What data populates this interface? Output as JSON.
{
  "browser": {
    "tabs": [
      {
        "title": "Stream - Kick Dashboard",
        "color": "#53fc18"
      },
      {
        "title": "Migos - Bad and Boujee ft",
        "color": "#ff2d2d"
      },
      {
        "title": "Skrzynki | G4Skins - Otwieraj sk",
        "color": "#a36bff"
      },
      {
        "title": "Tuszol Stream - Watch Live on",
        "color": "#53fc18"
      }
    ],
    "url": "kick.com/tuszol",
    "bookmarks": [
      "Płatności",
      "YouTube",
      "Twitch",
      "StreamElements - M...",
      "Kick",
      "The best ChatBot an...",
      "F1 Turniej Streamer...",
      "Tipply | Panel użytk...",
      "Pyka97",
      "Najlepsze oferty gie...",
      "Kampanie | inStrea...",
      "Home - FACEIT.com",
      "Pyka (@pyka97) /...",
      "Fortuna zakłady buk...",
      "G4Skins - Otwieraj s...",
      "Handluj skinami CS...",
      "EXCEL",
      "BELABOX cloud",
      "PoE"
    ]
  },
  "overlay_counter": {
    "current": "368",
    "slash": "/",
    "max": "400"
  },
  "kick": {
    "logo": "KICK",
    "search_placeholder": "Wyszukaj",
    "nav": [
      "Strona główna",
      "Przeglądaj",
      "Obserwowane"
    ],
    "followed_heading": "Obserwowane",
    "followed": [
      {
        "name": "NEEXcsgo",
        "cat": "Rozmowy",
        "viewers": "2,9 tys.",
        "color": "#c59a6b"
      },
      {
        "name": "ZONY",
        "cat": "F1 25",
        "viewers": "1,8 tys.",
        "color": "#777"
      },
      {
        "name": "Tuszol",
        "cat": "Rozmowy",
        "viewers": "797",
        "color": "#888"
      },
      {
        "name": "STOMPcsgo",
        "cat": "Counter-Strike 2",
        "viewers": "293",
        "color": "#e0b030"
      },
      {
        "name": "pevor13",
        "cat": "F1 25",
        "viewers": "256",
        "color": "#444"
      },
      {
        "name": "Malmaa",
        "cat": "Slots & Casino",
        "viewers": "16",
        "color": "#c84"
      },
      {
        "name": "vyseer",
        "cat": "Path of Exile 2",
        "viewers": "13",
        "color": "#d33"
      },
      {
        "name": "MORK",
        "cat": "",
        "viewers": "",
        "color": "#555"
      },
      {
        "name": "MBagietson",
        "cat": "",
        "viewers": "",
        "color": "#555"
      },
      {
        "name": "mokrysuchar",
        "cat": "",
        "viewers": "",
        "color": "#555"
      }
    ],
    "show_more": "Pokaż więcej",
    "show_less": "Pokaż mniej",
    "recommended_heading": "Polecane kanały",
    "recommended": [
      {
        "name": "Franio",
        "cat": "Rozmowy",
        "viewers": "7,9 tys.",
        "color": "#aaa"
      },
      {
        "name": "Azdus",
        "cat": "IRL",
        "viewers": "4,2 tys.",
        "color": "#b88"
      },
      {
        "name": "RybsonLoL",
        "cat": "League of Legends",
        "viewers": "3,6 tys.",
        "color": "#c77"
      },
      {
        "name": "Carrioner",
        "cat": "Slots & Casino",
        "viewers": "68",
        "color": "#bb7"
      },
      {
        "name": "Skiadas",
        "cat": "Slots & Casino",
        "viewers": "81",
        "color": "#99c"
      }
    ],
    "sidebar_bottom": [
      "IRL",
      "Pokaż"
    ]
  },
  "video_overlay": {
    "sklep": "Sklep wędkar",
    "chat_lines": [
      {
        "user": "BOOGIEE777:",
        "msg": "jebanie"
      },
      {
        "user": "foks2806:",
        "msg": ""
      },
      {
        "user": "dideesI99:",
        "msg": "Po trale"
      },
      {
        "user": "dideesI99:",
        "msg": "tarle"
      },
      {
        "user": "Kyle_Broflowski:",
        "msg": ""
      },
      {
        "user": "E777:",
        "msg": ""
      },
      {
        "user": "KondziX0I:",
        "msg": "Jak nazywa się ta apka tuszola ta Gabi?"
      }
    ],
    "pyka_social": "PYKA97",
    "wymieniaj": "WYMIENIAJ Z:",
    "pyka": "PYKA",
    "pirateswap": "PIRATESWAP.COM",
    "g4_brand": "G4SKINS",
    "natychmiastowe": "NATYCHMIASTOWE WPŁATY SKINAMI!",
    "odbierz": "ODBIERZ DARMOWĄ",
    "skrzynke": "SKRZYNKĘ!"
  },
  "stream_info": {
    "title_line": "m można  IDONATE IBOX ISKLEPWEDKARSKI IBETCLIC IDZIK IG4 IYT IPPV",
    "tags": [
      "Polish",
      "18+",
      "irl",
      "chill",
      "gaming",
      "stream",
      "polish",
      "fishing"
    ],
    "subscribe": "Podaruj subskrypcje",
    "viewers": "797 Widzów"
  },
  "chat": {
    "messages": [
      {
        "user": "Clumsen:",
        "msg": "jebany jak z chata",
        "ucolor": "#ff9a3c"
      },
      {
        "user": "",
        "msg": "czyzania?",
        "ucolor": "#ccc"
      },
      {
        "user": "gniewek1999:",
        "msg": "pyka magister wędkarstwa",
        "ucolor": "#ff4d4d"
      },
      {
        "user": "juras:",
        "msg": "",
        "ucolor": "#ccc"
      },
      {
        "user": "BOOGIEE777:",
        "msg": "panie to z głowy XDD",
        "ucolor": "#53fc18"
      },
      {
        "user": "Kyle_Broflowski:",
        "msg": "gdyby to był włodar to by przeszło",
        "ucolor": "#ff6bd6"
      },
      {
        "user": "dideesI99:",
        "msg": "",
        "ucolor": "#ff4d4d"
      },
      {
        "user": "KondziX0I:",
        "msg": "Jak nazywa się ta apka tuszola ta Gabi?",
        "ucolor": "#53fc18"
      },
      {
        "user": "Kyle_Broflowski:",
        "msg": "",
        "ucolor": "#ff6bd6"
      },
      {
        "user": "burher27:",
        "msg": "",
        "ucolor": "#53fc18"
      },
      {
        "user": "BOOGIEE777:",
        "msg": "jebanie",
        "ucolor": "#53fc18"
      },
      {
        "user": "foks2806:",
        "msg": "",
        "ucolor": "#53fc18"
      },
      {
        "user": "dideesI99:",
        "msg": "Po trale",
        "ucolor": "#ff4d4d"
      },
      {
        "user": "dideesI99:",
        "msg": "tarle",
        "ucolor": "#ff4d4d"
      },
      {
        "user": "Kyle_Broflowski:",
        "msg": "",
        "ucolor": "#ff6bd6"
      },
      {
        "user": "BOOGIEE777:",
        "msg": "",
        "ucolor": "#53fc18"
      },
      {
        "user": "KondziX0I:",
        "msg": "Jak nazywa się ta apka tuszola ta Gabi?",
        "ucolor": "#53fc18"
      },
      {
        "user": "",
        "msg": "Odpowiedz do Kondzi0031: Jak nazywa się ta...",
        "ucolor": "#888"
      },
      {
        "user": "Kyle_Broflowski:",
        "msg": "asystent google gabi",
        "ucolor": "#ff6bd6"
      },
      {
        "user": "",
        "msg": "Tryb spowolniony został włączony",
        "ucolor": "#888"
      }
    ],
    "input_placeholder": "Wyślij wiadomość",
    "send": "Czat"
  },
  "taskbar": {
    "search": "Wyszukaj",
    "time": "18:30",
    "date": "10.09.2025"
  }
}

——

#### Task directions:
Every entry above needs to be quoted exactly.

#### Answer to the task:
What data populates this interface? Output as JSON.
{
  "browser": {
    "tabs": [
      {
        "title": "Stream - Kick Dashboard",
        "color": "#53fc18"
      },
      {
        "title": "Migos - Bad and Boujee ft",
        "color": "#ff2d2d"
      },
      {
        "title": "Skrzynki | G4Skins - Otwieraj sk",
        "color": "#a36bff"
      },
      {
        "title": "Tuszol Stream - Watch Live on",
        "color": "#53fc18"
      }
    ],
    "url": "kick.com/tuszol",
    "bookmarks": [
      "Płatności",
      "YouTube",
      "Twitch",
      "StreamElements - M...",
      "Kick",
      "The best ChatBot an...",
      "F1 Turniej Streamer...",
      "Tipply | Panel użytk...",
      "Pyka97",
      "Najlepsze oferty gie...",
      "Kampanie | inStrea...",
      "Home - FACEIT.com",
      "Pyka (@pyka97) /...",
      "Fortuna zakłady buk...",
      "G4Skins - Otwieraj s...",
      "Handluj skinami CS...",
      "EXCEL",
      "BELABOX cloud",
      "PoE"
    ]
  },
  "overlay_counter": {
    "current": "368",
    "slash": "/",
    "max": "400"
  },
  "kick": {
    "logo": "KICK",
    "search_placeholder": "Wyszukaj",
    "nav": [
      "Strona główna",
      "Przeglądaj",
      "Obserwowane"
    ],
    "followed_heading": "Obserwowane",
    "followed": [
      {
        "name": "NEEXcsgo",
        "cat": "Rozmowy",
        "viewers": "2,9 tys.",
        "color": "#c59a6b"
      },
      {
        "name": "ZONY",
        "cat": "F1 25",
        "viewers": "1,8 tys.",
        "color": "#777"
      },
      {
        "name": "Tuszol",
        "cat": "Rozmowy",
        "viewers": "797",
        "color": "#888"
      },
      {
        "name": "STOMPcsgo",
        "cat": "Counter-Strike 2",
        "viewers": "293",
        "color": "#e0b030"
      },
      {
        "name": "pevor13",
        "cat": "F1 25",
        "viewers": "256",
        "color": "#444"
      },
      {
        "name": "Malmaa",
        "cat": "Slots & Casino",
        "viewers": "16",
        "color": "#c84"
      },
      {
        "name": "vyseer",
        "cat": "Path of Exile 2",
        "viewers": "13",
        "color": "#d33"
      },
      {
        "name": "MORK",
        "cat": "",
        "viewers": "",
        "color": "#555"
      },
      {
        "name": "MBagietson",
        "cat": "",
        "viewers": "",
        "color": "#555"
      },
      {
        "name": "mokrysuchar",
        "cat": "",
        "viewers": "",
        "color": "#555"
      }
    ],
    "show_more": "Pokaż więcej",
    "show_less": "Pokaż mniej",
    "recommended_heading": "Polecane kanały",
    "recommended": [
      {
        "name": "Franio",
        "cat": "Rozmowy",
        "viewers": "7,9 tys.",
        "color": "#aaa"
      },
      {
        "name": "Azdus",
        "cat": "IRL",
        "viewers": "4,2 tys.",
        "color": "#b88"
      },
      {
        "name": "RybsonLoL",
        "cat": "League of Legends",
        "viewers": "3,6 tys.",
        "color": "#c77"
      },
      {
        "name": "Carrioner",
        "cat": "Slots & Casino",
        "viewers": "68",
        "color": "#bb7"
      },
      {
        "name": "Skiadas",
        "cat": "Slots & Casino",
        "viewers": "81",
        "color": "#99c"
      }
    ],
    "sidebar_bottom": [
      "IRL",
      "Pokaż"
    ]
  },
  "video_overlay": {
    "sklep": "Sklep wędkar",
    "chat_lines": [
      {
        "user": "BOOGIEE777:",
        "msg": "jebanie"
      },
      {
        "user": "foks2806:",
        "msg": ""
      },
      {
        "user": "dideesI99:",
        "msg": "Po trale"
      },
      {
        "user": "dideesI99:",
        "msg": "tarle"
      },
      {
        "user": "Kyle_Broflowski:",
        "msg": ""
      },
      {
        "user": "E777:",
        "msg": ""
      },
      {
        "user": "KondziX0I:",
        "msg": "Jak nazywa się ta apka tuszola ta Gabi?"
      }
    ],
    "pyka_social": "PYKA97",
    "wymieniaj": "WYMIENIAJ Z:",
    "pyka": "PYKA",
    "pirateswap": "PIRATESWAP.COM",
    "g4_brand": "G4SKINS",
    "natychmiastowe": "NATYCHMIASTOWE WPŁATY SKINAMI!",
    "odbierz": "ODBIERZ DARMOWĄ",
    "skrzynke": "SKRZYNKĘ!"
  },
  "stream_info": {
    "title_line": "m można  IDONATE IBOX ISKLEPWEDKARSKI IBETCLIC IDZIK IG4 IYT IPPV",
    "tags": [
      "Polish",
      "18+",
      "irl",
      "chill",
      "gaming",
      "stream",
      "polish",
      "fishing"
    ],
    "subscribe": "Podaruj subskrypcje",
    "viewers": "797 Widzów"
  },
  "chat": {
    "messages": [
      {
        "user": "Clumsen:",
        "msg": "jebany jak z chata",
        "ucolor": "#ff9a3c"
      },
      {
        "user": "",
        "msg": "czyzania?",
        "ucolor": "#ccc"
      },
      {
        "user": "gniewek1999:",
        "msg": "pyka magister wędkarstwa",
        "ucolor": "#ff4d4d"
      },
      {
        "user": "juras:",
        "msg": "",
        "ucolor": "#ccc"
      },
      {
        "user": "BOOGIEE777:",
        "msg": "panie to z głowy XDD",
        "ucolor": "#53fc18"
      },
      {
        "user": "Kyle_Broflowski:",
        "msg": "gdyby to był włodar to by przeszło",
        "ucolor": "#ff6bd6"
      },
      {
        "user": "dideesI99:",
        "msg": "",
        "ucolor": "#ff4d4d"
      },
      {
        "user": "KondziX0I:",
        "msg": "Jak nazywa się ta apka tuszola ta Gabi?",
        "ucolor": "#53fc18"
      },
      {
        "user": "Kyle_Broflowski:",
        "msg": "",
        "ucolor": "#ff6bd6"
      },
      {
        "user": "burher27:",
        "msg": "",
        "ucolor": "#53fc18"
      },
      {
        "user": "BOOGIEE777:",
        "msg": "jebanie",
        "ucolor": "#53fc18"
      },
      {
        "user": "foks2806:",
        "msg": "",
        "ucolor": "#53fc18"
      },
      {
        "user": "dideesI99:",
        "msg": "Po trale",
        "ucolor": "#ff4d4d"
      },
      {
        "user": "dideesI99:",
        "msg": "tarle",
        "ucolor": "#ff4d4d"
      },
      {
        "user": "Kyle_Broflowski:",
        "msg": "",
        "ucolor": "#ff6bd6"
      },
      {
        "user": "BOOGIEE777:",
        "msg": "",
        "ucolor": "#53fc18"
      },
      {
        "user": "KondziX0I:",
        "msg": "Jak nazywa się ta apka tuszola ta Gabi?",
        "ucolor": "#53fc18"
      },
      {
        "user": "",
        "msg": "Odpowiedz do Kondzi0031: Jak nazywa się ta...",
        "ucolor": "#888"
      },
      {
        "user": "Kyle_Broflowski:",
        "msg": "asystent google gabi",
        "ucolor": "#ff6bd6"
      },
      {
        "user": "",
        "msg": "Tryb spowolniony został włączony",
        "ucolor": "#888"
      }
    ],
    "input_placeholder": "Wyślij wiadomość",
    "send": "Czat"
  },
  "taskbar": {
    "search": "Wyszukaj",
    "time": "18:30",
    "date": "10.09.2025"
  }
}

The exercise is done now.